Task details: Please write out the material that follows, exactly as it stands.

Records provided:
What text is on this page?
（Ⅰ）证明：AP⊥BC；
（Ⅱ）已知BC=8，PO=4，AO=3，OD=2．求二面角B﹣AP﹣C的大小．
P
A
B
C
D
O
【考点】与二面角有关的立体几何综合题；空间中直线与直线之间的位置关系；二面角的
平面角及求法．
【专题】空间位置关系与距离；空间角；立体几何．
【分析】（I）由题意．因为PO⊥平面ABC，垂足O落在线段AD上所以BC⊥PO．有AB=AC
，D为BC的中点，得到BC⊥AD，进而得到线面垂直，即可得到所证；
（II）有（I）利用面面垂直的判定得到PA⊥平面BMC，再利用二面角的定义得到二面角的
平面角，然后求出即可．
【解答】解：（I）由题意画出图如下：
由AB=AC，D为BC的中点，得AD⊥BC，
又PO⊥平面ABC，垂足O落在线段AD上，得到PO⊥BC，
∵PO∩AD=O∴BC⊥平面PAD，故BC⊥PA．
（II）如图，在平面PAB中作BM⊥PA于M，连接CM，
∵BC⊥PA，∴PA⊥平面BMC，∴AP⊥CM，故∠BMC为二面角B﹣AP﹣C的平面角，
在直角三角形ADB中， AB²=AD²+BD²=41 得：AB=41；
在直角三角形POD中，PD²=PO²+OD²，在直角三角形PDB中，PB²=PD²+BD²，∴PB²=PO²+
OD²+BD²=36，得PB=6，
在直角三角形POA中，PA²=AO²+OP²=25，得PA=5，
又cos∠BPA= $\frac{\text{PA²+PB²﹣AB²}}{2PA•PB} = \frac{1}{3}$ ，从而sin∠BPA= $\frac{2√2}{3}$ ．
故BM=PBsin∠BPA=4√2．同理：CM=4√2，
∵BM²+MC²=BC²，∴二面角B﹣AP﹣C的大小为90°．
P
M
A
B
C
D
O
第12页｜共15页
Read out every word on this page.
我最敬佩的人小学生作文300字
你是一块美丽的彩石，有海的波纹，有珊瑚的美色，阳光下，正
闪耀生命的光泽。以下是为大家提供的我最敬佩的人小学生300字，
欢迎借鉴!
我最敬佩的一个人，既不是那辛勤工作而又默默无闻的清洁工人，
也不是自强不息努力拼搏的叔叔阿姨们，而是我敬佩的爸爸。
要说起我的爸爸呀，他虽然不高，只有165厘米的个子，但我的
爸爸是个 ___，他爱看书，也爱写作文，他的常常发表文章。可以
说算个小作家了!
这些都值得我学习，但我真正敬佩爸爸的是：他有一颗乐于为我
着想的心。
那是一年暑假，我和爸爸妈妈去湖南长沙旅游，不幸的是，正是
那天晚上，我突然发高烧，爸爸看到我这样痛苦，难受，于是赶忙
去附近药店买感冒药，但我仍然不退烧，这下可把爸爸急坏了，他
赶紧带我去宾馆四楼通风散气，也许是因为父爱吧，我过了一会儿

Written response:
What text is on this page?
（Ⅰ）证明：AP⊥BC；
（Ⅱ）已知BC=8，PO=4，AO=3，OD=2．求二面角B﹣AP﹣C的大小．
P
A
B
C
D
O
【考点】与二面角有关的立体几何综合题；空间中直线与直线之间的位置关系；二面角的
平面角及求法．
【专题】空间位置关系与距离；空间角；立体几何．
【分析】（I）由题意．因为PO⊥平面ABC，垂足O落在线段AD上所以BC⊥PO．有AB=AC
，D为BC的中点，得到BC⊥AD，进而得到线面垂直，即可得到所证；
（II）有（I）利用面面垂直的判定得到PA⊥平面BMC，再利用二面角的定义得到二面角的
平面角，然后求出即可．
【解答】解：（I）由题意画出图如下：
由AB=AC，D为BC的中点，得AD⊥BC，
又PO⊥平面ABC，垂足O落在线段AD上，得到PO⊥BC，
∵PO∩AD=O∴BC⊥平面PAD，故BC⊥PA．
（II）如图，在平面PAB中作BM⊥PA于M，连接CM，
∵BC⊥PA，∴PA⊥平面BMC，∴AP⊥CM，故∠BMC为二面角B﹣AP﹣C的平面角，
在直角三角形ADB中， AB²=AD²+BD²=41 得：AB=41；
在直角三角形POD中，PD²=PO²+OD²，在直角三角形PDB中，PB²=PD²+BD²，∴PB²=PO²+
OD²+BD²=36，得PB=6，
在直角三角形POA中，PA²=AO²+OP²=25，得PA=5，
又cos∠BPA= $\frac{\text{PA²+PB²﹣AB²}}{2PA•PB} = \frac{1}{3}$ ，从而sin∠BPA= $\frac{2√2}{3}$ ．
故BM=PBsin∠BPA=4√2．同理：CM=4√2，
∵BM²+MC²=BC²，∴二面角B﹣AP﹣C的大小为90°．
P
M
A
B
C
D
O
第12页｜共15页
Read out every word on this page.
我最敬佩的人小学生作文300字
你是一块美丽的彩石，有海的波纹，有珊瑚的美色，阳光下，正
闪耀生命的光泽。以下是为大家提供的我最敬佩的人小学生300字，
欢迎借鉴!
我最敬佩的一个人，既不是那辛勤工作而又默默无闻的清洁工人，
也不是自强不息努力拼搏的叔叔阿姨们，而是我敬佩的爸爸。
要说起我的爸爸呀，他虽然不高，只有165厘米的个子，但我的
爸爸是个 ___，他爱看书，也爱写作文，他的常常发表文章。可以
说算个小作家了!
这些都值得我学习，但我真正敬佩爸爸的是：他有一颗乐于为我
着想的心。
那是一年暑假，我和爸爸妈妈去湖南长沙旅游，不幸的是，正是
那天晚上，我突然发高烧，爸爸看到我这样痛苦，难受，于是赶忙
去附近药店买感冒药，但我仍然不退烧，这下可把爸爸急坏了，他
赶紧带我去宾馆四楼通风散气，也许是因为父爱吧，我过了一会儿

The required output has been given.